WHAT IS EXPECTED — Using the records below, locate all lines containing "CABLE" and return them.

DATA IN THIS EXERCISE —
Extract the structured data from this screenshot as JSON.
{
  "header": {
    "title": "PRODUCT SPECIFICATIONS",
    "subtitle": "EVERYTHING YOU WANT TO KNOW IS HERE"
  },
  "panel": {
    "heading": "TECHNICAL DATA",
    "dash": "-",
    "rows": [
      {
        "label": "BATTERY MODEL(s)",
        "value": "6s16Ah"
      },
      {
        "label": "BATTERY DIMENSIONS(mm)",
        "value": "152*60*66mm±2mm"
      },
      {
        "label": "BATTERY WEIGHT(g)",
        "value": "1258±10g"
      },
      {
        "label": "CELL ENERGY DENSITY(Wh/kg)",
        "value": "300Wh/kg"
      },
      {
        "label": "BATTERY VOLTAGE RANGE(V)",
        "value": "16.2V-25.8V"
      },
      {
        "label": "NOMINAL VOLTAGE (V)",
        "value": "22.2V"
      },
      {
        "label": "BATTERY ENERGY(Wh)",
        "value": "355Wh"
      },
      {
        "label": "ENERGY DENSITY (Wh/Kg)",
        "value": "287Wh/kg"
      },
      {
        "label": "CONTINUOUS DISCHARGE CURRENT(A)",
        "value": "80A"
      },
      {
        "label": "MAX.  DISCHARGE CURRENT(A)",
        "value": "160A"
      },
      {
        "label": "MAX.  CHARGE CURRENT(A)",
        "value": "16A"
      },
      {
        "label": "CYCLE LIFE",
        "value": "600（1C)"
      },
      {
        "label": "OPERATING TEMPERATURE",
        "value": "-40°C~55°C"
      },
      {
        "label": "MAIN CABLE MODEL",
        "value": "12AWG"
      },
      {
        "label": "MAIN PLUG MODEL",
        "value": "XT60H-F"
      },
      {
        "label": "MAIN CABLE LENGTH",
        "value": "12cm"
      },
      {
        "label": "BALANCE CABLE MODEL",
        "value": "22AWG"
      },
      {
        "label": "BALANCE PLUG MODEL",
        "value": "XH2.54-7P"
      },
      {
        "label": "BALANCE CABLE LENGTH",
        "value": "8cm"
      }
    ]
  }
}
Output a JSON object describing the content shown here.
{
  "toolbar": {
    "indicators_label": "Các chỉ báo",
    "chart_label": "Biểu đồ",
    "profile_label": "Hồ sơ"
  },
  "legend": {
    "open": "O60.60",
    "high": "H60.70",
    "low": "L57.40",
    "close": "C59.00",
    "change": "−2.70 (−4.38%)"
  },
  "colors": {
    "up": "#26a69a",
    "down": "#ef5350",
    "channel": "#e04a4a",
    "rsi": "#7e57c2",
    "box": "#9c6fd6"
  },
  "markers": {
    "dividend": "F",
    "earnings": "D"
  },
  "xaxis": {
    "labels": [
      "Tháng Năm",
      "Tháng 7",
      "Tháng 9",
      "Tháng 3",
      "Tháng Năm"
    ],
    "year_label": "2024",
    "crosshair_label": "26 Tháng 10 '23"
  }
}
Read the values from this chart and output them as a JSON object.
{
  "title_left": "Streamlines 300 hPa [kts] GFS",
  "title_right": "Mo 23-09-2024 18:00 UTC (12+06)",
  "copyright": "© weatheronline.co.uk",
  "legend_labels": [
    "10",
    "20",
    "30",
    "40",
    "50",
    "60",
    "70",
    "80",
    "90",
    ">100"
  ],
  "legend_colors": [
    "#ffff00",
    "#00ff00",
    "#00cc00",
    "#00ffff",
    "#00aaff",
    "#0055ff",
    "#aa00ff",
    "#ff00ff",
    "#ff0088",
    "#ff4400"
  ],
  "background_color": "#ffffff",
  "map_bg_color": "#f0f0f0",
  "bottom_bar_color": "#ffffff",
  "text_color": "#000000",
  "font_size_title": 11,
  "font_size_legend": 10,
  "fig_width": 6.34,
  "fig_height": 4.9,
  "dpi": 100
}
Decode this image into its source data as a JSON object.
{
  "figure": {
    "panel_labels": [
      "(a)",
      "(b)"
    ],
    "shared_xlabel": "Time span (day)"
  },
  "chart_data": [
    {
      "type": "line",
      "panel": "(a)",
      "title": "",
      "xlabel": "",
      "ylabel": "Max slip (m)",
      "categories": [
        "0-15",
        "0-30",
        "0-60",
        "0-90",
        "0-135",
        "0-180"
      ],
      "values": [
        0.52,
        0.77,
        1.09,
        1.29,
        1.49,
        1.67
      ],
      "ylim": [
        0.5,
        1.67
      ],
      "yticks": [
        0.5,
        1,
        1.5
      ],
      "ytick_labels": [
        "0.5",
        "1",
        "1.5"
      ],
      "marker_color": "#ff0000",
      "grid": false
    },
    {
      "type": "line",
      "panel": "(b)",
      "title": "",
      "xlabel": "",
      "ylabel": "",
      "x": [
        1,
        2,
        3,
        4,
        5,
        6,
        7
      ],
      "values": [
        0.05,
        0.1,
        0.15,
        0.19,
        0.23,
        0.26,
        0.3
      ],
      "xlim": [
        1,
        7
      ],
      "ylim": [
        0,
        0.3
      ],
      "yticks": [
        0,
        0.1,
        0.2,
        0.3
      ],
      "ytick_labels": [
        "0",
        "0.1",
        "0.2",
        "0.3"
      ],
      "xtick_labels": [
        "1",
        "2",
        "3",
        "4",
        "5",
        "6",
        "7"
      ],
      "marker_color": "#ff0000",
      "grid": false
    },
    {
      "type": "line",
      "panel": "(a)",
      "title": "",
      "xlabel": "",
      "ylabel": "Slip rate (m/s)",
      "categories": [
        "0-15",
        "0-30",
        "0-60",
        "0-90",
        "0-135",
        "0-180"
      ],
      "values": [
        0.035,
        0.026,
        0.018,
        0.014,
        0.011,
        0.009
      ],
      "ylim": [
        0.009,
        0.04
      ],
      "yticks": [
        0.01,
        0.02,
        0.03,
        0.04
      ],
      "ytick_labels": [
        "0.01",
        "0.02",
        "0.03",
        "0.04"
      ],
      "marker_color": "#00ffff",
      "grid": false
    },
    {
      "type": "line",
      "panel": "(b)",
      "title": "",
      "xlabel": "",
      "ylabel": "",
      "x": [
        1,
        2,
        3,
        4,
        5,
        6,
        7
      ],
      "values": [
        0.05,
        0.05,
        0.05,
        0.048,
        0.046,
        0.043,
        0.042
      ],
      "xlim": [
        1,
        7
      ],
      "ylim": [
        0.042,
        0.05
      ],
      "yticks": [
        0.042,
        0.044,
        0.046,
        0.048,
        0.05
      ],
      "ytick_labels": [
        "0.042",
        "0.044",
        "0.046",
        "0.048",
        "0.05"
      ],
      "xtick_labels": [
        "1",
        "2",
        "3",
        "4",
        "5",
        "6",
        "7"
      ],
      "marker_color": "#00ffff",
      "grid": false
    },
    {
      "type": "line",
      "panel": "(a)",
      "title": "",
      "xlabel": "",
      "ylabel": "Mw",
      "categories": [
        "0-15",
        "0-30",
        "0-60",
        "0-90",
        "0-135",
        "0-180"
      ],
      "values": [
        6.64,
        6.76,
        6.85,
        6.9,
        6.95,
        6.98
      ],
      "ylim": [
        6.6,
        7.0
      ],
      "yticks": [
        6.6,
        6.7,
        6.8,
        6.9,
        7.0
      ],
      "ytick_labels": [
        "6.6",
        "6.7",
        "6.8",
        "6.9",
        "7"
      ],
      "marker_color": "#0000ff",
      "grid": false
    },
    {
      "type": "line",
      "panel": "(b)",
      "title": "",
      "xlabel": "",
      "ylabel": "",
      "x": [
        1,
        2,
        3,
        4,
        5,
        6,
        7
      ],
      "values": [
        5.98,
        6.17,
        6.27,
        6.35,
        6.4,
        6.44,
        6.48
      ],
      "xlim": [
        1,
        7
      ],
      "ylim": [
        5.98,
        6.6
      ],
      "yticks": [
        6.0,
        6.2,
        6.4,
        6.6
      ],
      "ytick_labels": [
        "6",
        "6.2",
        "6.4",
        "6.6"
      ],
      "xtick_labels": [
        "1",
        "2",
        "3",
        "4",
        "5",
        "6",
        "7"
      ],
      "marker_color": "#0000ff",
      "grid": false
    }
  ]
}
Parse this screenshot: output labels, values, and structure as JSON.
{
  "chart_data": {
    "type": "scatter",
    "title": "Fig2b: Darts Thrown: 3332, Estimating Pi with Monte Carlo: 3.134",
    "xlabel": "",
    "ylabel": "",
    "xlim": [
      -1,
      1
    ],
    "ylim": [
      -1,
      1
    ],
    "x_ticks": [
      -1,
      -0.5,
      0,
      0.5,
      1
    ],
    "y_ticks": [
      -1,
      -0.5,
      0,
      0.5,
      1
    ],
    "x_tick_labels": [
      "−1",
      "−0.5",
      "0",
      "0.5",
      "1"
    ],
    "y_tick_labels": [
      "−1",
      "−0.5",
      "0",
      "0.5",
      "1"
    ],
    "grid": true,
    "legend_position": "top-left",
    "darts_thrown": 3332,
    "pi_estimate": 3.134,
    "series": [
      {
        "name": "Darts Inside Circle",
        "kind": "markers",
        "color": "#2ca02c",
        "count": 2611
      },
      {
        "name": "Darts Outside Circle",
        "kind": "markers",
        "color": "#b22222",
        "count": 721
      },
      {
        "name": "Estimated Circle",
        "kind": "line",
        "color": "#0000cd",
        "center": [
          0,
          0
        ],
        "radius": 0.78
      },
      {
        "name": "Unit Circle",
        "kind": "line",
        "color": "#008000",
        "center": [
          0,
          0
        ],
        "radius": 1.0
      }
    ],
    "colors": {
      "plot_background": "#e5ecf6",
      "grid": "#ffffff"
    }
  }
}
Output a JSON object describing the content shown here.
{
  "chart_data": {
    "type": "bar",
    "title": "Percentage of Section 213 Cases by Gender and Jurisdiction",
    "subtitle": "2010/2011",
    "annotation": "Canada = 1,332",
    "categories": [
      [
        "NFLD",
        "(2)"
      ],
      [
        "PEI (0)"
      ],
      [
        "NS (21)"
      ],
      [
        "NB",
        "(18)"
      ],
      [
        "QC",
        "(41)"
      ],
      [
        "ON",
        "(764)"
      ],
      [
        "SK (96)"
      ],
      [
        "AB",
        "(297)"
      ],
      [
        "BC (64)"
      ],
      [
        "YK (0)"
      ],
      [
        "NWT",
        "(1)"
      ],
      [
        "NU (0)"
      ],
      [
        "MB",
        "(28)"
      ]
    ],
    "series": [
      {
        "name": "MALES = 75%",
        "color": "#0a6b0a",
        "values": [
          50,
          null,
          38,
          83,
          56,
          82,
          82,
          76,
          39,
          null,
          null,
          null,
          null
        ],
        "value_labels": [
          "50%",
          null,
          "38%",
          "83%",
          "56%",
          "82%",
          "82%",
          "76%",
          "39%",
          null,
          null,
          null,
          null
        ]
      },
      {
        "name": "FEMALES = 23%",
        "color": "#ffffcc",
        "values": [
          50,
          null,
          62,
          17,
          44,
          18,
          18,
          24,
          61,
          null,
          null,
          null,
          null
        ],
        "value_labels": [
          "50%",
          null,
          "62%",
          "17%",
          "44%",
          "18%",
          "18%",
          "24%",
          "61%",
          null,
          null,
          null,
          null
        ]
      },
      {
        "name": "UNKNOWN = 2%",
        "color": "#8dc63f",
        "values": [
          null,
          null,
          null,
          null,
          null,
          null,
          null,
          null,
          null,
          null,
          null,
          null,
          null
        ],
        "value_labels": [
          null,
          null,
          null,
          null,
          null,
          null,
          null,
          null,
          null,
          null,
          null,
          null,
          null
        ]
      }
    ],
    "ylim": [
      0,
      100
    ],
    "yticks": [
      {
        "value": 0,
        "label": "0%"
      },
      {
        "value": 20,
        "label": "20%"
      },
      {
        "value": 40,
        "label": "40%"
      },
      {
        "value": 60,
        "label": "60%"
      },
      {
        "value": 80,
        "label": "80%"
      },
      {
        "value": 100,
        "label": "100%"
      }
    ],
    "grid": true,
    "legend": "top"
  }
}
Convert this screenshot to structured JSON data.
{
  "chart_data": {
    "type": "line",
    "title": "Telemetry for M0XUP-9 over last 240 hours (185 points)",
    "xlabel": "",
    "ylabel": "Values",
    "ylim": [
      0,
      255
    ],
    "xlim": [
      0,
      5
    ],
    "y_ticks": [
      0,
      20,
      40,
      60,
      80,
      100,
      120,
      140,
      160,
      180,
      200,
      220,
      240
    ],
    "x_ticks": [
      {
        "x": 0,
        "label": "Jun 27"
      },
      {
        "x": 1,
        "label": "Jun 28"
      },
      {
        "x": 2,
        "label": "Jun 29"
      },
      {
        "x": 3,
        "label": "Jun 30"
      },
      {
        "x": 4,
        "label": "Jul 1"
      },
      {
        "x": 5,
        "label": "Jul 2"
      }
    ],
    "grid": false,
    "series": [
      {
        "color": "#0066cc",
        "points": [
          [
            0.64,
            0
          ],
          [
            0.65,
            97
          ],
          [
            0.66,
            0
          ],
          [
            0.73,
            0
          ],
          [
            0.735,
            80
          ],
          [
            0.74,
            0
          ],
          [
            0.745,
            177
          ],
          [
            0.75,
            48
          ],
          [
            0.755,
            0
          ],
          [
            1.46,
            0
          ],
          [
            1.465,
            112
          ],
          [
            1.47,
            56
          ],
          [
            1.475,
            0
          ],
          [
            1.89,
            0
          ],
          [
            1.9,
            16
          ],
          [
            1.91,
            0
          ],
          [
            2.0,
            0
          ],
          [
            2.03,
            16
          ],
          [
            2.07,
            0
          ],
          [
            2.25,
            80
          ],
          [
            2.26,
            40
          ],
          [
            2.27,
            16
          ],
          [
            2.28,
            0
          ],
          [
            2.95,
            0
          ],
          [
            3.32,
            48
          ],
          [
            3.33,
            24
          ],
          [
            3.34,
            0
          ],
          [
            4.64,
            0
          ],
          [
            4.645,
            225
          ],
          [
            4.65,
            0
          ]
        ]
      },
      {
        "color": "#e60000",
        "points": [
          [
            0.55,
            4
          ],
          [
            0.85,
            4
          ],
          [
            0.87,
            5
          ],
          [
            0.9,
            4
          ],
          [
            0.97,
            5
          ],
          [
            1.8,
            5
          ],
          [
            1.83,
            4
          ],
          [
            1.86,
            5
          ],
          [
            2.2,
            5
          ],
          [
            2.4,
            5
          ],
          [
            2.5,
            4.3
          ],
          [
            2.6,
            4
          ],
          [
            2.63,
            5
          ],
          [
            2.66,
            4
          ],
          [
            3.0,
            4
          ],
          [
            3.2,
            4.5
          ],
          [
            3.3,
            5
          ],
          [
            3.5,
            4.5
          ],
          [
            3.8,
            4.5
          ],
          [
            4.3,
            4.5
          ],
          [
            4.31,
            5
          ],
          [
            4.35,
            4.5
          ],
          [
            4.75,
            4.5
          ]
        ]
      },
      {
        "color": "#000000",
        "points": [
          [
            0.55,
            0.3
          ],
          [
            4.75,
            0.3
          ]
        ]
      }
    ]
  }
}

ANSWER IN FULL —
        "label": "MAIN CABLE MODEL",
        "label": "MAIN CABLE LENGTH",
        "label": "BALANCE CABLE MODEL",
        "label": "BALANCE CABLE LENGTH",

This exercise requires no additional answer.